### Input rows
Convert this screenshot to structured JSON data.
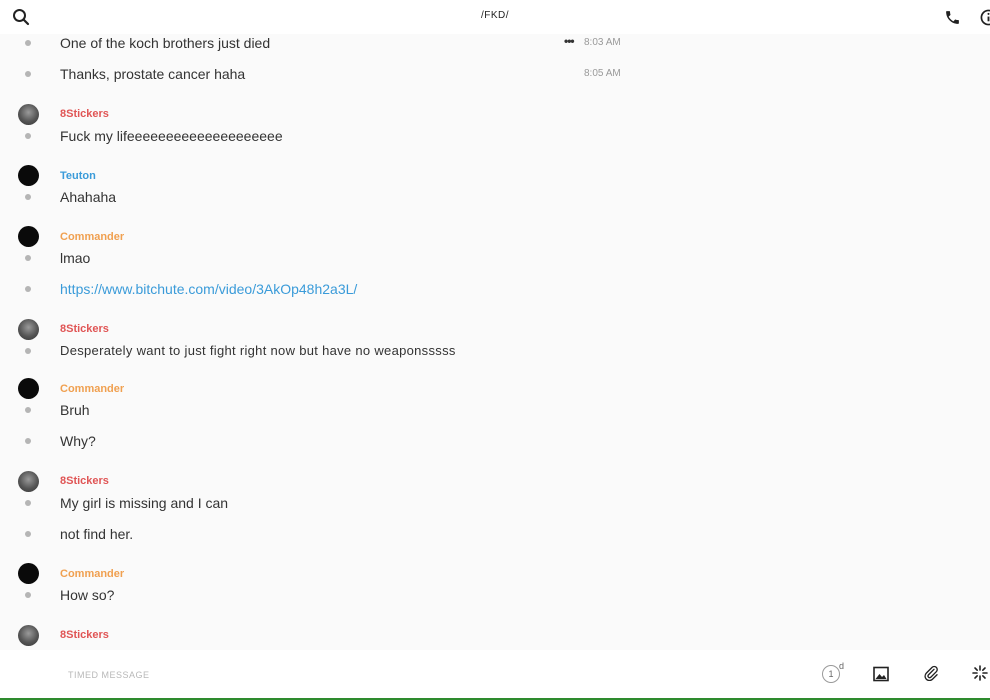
{
  "header": {
    "title": "/FKD/",
    "icons": [
      "search-icon",
      "phone-icon",
      "info-icon"
    ]
  },
  "messages": [
    {
      "text": "One of the koch brothers just died",
      "time": "8:03 AM"
    },
    {
      "text": "Thanks, prostate cancer haha",
      "time": "8:05 AM"
    },
    {
      "sender": "8Stickers",
      "sender_color": "#e05555",
      "avatar": "gray",
      "text": "Fuck my lifeeeeeeeeeeeeeeeeeeee"
    },
    {
      "sender": "Teuton",
      "sender_color": "#3a9bd9",
      "avatar": "black",
      "text": "Ahahaha"
    },
    {
      "sender": "Commander",
      "sender_color": "#f0a050",
      "avatar": "black",
      "text": "lmao"
    },
    {
      "text": "https://www.bitchute.com/video/3AkOp48h2a3L/",
      "is_link": true
    },
    {
      "sender": "8Stickers",
      "sender_color": "#e05555",
      "avatar": "gray",
      "text": "Desperately want to just fight right now but have no weaponsssss"
    },
    {
      "sender": "Commander",
      "sender_color": "#f0a050",
      "avatar": "black",
      "text": "Bruh"
    },
    {
      "text": "Why?"
    },
    {
      "sender": "8Stickers",
      "sender_color": "#e05555",
      "avatar": "gray",
      "text": "My girl is missing and I can"
    },
    {
      "text": "not find her."
    },
    {
      "sender": "Commander",
      "sender_color": "#f0a050",
      "avatar": "black",
      "text": "How so?"
    },
    {
      "sender": "8Stickers",
      "sender_color": "#e05555",
      "avatar": "gray"
    }
  ],
  "composer": {
    "placeholder": "TIMED MESSAGE",
    "timer_value": "1",
    "timer_unit": "d",
    "icons": [
      "image-icon",
      "paperclip-icon",
      "sparkle-icon"
    ]
  },
  "colors": {
    "link": "#3a9bd9",
    "background": "#fafafa",
    "status_bar": "#2e8b2e"
  }
}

### Exercise description
Leave every image out, and retype the material exactly.

### Worked solution
Convert this screenshot to structured JSON data.
{
  "header": {
    "title": "/FKD/",
    "icons": [
      "search-icon",
      "phone-icon",
      "info-icon"
    ]
  },
  "messages": [
    {
      "text": "One of the koch brothers just died",
      "time": "8:03 AM"
    },
    {
      "text": "Thanks, prostate cancer haha",
      "time": "8:05 AM"
    },
    {
      "sender": "8Stickers",
      "sender_color": "#e05555",
      "avatar": "gray",
      "text": "Fuck my lifeeeeeeeeeeeeeeeeeeee"
    },
    {
      "sender": "Teuton",
      "sender_color": "#3a9bd9",
      "avatar": "black",
      "text": "Ahahaha"
    },
    {
      "sender": "Commander",
      "sender_color": "#f0a050",
      "avatar": "black",
      "text": "lmao"
    },
    {
      "text": "https://www.bitchute.com/video/3AkOp48h2a3L/",
      "is_link": true
    },
    {
      "sender": "8Stickers",
      "sender_color": "#e05555",
      "avatar": "gray",
      "text": "Desperately want to just fight right now but have no weaponsssss"
    },
    {
      "sender": "Commander",
      "sender_color": "#f0a050",
      "avatar": "black",
      "text": "Bruh"
    },
    {
      "text": "Why?"
    },
    {
      "sender": "8Stickers",
      "sender_color": "#e05555",
      "avatar": "gray",
      "text": "My girl is missing and I can"
    },
    {
      "text": "not find her."
    },
    {
      "sender": "Commander",
      "sender_color": "#f0a050",
      "avatar": "black",
      "text": "How so?"
    },
    {
      "sender": "8Stickers",
      "sender_color": "#e05555",
      "avatar": "gray"
    }
  ],
  "composer": {
    "placeholder": "TIMED MESSAGE",
    "timer_value": "1",
    "timer_unit": "d",
    "icons": [
      "image-icon",
      "paperclip-icon",
      "sparkle-icon"
    ]
  },
  "colors": {
    "link": "#3a9bd9",
    "background": "#fafafa",
    "status_bar": "#2e8b2e"
  }
}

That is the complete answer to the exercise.